Return each line of the material verbatim.

Figure collection entries:
————

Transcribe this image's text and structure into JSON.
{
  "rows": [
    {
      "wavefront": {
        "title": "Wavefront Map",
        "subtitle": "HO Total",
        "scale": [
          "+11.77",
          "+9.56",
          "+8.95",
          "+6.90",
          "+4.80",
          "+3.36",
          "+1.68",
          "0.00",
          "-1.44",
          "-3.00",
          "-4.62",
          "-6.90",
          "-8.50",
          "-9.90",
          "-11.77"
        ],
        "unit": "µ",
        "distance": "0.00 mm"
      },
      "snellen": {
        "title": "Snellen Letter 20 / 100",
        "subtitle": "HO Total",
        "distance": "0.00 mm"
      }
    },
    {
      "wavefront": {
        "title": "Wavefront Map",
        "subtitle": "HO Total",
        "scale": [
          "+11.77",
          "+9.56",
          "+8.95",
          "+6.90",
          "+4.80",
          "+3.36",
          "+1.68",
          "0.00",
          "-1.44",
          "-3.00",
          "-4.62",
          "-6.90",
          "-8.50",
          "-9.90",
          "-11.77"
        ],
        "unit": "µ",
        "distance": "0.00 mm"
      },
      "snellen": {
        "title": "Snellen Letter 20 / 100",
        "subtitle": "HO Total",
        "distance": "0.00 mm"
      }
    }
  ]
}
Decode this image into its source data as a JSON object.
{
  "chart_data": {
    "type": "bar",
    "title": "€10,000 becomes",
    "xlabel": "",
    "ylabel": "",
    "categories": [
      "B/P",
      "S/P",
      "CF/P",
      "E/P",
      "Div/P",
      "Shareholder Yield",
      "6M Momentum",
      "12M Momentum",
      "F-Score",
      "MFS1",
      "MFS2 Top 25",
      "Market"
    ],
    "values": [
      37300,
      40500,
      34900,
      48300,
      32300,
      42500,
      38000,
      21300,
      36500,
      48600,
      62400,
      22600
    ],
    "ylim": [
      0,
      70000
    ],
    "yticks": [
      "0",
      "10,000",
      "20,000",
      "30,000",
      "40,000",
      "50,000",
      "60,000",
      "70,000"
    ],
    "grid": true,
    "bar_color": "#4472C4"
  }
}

————

▶ _FULL ANSWER_:
Transcribe this image's text and structure into JSON.
{
  "rows": [
    {
      "wavefront": {
        "title": "Wavefront Map",
        "subtitle": "HO Total",
        "scale": [
          "+11.77",
          "+9.56",
          "+8.95",
          "+6.90",
          "+4.80",
          "+3.36",
          "+1.68",
          "0.00",
          "-1.44",
          "-3.00",
          "-4.62",
          "-6.90",
          "-8.50",
          "-9.90",
          "-11.77"
        ],
        "unit": "µ",
        "distance": "0.00 mm"
      },
      "snellen": {
        "title": "Snellen Letter 20 / 100",
        "subtitle": "HO Total",
        "distance": "0.00 mm"
      }
    },
    {
      "wavefront": {
        "title": "Wavefront Map",
        "subtitle": "HO Total",
        "scale": [
          "+11.77",
          "+9.56",
          "+8.95",
          "+6.90",
          "+4.80",
          "+3.36",
          "+1.68",
          "0.00",
          "-1.44",
          "-3.00",
          "-4.62",
          "-6.90",
          "-8.50",
          "-9.90",
          "-11.77"
        ],
        "unit": "µ",
        "distance": "0.00 mm"
      },
      "snellen": {
        "title": "Snellen Letter 20 / 100",
        "subtitle": "HO Total",
        "distance": "0.00 mm"
      }
    }
  ]
}
Decode this image into its source data as a JSON object.
{
  "chart_data": {
    "type": "bar",
    "title": "€10,000 becomes",
    "xlabel": "",
    "ylabel": "",
    "categories": [
      "B/P",
      "S/P",
      "CF/P",
      "E/P",
      "Div/P",
      "Shareholder Yield",
      "6M Momentum",
      "12M Momentum",
      "F-Score",
      "MFS1",
      "MFS2 Top 25",
      "Market"
    ],
    "values": [
      37300,
      40500,
      34900,
      48300,
      32300,
      42500,
      38000,
      21300,
      36500,
      48600,
      62400,
      22600
    ],
    "ylim": [
      0,
      70000
    ],
    "yticks": [
      "0",
      "10,000",
      "20,000",
      "30,000",
      "40,000",
      "50,000",
      "60,000",
      "70,000"
    ],
    "grid": true,
    "bar_color": "#4472C4"
  }
}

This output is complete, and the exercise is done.